◆ Material for the task ◆
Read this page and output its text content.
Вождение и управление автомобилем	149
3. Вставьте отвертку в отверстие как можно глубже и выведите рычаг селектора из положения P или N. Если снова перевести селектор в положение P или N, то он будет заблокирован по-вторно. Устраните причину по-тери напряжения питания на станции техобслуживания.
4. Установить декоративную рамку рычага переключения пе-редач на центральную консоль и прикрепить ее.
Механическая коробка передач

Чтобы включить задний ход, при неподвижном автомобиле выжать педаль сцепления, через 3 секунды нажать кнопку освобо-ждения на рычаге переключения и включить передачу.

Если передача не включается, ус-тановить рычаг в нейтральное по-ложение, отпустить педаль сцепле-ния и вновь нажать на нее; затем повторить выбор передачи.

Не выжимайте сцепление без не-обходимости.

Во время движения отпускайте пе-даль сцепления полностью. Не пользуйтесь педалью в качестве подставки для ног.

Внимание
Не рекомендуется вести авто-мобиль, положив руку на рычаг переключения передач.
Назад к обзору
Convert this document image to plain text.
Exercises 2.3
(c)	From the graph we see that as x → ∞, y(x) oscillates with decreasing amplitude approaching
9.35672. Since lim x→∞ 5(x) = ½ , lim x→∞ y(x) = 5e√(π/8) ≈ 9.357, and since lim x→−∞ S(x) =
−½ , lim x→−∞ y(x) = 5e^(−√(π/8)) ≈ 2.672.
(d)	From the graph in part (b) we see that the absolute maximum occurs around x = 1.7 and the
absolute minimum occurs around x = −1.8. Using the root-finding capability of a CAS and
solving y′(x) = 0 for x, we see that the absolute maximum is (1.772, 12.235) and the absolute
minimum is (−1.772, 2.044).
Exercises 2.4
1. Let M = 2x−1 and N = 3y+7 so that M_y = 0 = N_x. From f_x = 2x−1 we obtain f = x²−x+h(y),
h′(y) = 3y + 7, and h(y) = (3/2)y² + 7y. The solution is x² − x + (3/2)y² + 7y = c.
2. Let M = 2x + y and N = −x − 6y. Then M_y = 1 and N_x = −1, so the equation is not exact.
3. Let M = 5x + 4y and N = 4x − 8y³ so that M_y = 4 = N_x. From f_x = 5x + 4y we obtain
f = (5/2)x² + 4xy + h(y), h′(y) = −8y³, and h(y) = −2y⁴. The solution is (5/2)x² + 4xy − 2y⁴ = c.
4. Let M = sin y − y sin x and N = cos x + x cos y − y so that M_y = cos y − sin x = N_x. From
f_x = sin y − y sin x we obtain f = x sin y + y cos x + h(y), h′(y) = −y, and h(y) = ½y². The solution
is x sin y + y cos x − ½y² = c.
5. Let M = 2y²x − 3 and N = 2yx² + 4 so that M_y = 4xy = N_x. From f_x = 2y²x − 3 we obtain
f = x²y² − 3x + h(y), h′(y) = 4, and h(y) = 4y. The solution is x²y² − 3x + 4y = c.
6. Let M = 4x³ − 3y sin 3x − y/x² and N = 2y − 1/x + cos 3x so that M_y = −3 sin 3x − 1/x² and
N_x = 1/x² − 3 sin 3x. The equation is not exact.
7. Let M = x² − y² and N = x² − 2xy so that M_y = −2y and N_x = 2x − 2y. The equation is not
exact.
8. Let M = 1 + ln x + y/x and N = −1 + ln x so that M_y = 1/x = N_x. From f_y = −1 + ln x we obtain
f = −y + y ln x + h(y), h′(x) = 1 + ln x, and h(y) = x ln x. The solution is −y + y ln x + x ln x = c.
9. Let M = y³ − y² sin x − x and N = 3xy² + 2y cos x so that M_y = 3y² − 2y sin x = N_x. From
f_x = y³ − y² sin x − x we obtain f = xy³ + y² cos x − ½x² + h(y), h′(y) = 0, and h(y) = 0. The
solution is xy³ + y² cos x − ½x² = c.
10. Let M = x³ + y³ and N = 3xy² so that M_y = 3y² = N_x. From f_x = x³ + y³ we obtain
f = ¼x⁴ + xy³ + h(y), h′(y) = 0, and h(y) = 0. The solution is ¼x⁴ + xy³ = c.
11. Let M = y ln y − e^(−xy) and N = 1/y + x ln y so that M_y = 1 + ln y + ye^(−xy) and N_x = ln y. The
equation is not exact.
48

◆ Problem statement ◆
Write out every entry again exactly, please, with nothing missing.

◆ Result ◆
Read this page and output its text content.
Вождение и управление автомобилем	149
3. Вставьте отвертку в отверстие как можно глубже и выведите рычаг селектора из положения P или N. Если снова перевести селектор в положение P или N, то он будет заблокирован по-вторно. Устраните причину по-тери напряжения питания на станции техобслуживания.
4. Установить декоративную рамку рычага переключения пе-редач на центральную консоль и прикрепить ее.
Механическая коробка передач

Чтобы включить задний ход, при неподвижном автомобиле выжать педаль сцепления, через 3 секунды нажать кнопку освобо-ждения на рычаге переключения и включить передачу.

Если передача не включается, ус-тановить рычаг в нейтральное по-ложение, отпустить педаль сцепле-ния и вновь нажать на нее; затем повторить выбор передачи.

Не выжимайте сцепление без не-обходимости.

Во время движения отпускайте пе-даль сцепления полностью. Не пользуйтесь педалью в качестве подставки для ног.

Внимание
Не рекомендуется вести авто-мобиль, положив руку на рычаг переключения передач.
Назад к обзору
Convert this document image to plain text.
Exercises 2.3
(c)	From the graph we see that as x → ∞, y(x) oscillates with decreasing amplitude approaching
9.35672. Since lim x→∞ 5(x) = ½ , lim x→∞ y(x) = 5e√(π/8) ≈ 9.357, and since lim x→−∞ S(x) =
−½ , lim x→−∞ y(x) = 5e^(−√(π/8)) ≈ 2.672.
(d)	From the graph in part (b) we see that the absolute maximum occurs around x = 1.7 and the
absolute minimum occurs around x = −1.8. Using the root-finding capability of a CAS and
solving y′(x) = 0 for x, we see that the absolute maximum is (1.772, 12.235) and the absolute
minimum is (−1.772, 2.044).
Exercises 2.4
1. Let M = 2x−1 and N = 3y+7 so that M_y = 0 = N_x. From f_x = 2x−1 we obtain f = x²−x+h(y),
h′(y) = 3y + 7, and h(y) = (3/2)y² + 7y. The solution is x² − x + (3/2)y² + 7y = c.
2. Let M = 2x + y and N = −x − 6y. Then M_y = 1 and N_x = −1, so the equation is not exact.
3. Let M = 5x + 4y and N = 4x − 8y³ so that M_y = 4 = N_x. From f_x = 5x + 4y we obtain
f = (5/2)x² + 4xy + h(y), h′(y) = −8y³, and h(y) = −2y⁴. The solution is (5/2)x² + 4xy − 2y⁴ = c.
4. Let M = sin y − y sin x and N = cos x + x cos y − y so that M_y = cos y − sin x = N_x. From
f_x = sin y − y sin x we obtain f = x sin y + y cos x + h(y), h′(y) = −y, and h(y) = ½y². The solution
is x sin y + y cos x − ½y² = c.
5. Let M = 2y²x − 3 and N = 2yx² + 4 so that M_y = 4xy = N_x. From f_x = 2y²x − 3 we obtain
f = x²y² − 3x + h(y), h′(y) = 4, and h(y) = 4y. The solution is x²y² − 3x + 4y = c.
6. Let M = 4x³ − 3y sin 3x − y/x² and N = 2y − 1/x + cos 3x so that M_y = −3 sin 3x − 1/x² and
N_x = 1/x² − 3 sin 3x. The equation is not exact.
7. Let M = x² − y² and N = x² − 2xy so that M_y = −2y and N_x = 2x − 2y. The equation is not
exact.
8. Let M = 1 + ln x + y/x and N = −1 + ln x so that M_y = 1/x = N_x. From f_y = −1 + ln x we obtain
f = −y + y ln x + h(y), h′(x) = 1 + ln x, and h(y) = x ln x. The solution is −y + y ln x + x ln x = c.
9. Let M = y³ − y² sin x − x and N = 3xy² + 2y cos x so that M_y = 3y² − 2y sin x = N_x. From
f_x = y³ − y² sin x − x we obtain f = xy³ + y² cos x − ½x² + h(y), h′(y) = 0, and h(y) = 0. The
solution is xy³ + y² cos x − ½x² = c.
10. Let M = x³ + y³ and N = 3xy² so that M_y = 3y² = N_x. From f_x = x³ + y³ we obtain
f = ¼x⁴ + xy³ + h(y), h′(y) = 0, and h(y) = 0. The solution is ¼x⁴ + xy³ = c.
11. Let M = y ln y − e^(−xy) and N = 1/y + x ln y so that M_y = 1 + ln y + ye^(−xy) and N_x = ln y. The
equation is not exact.
48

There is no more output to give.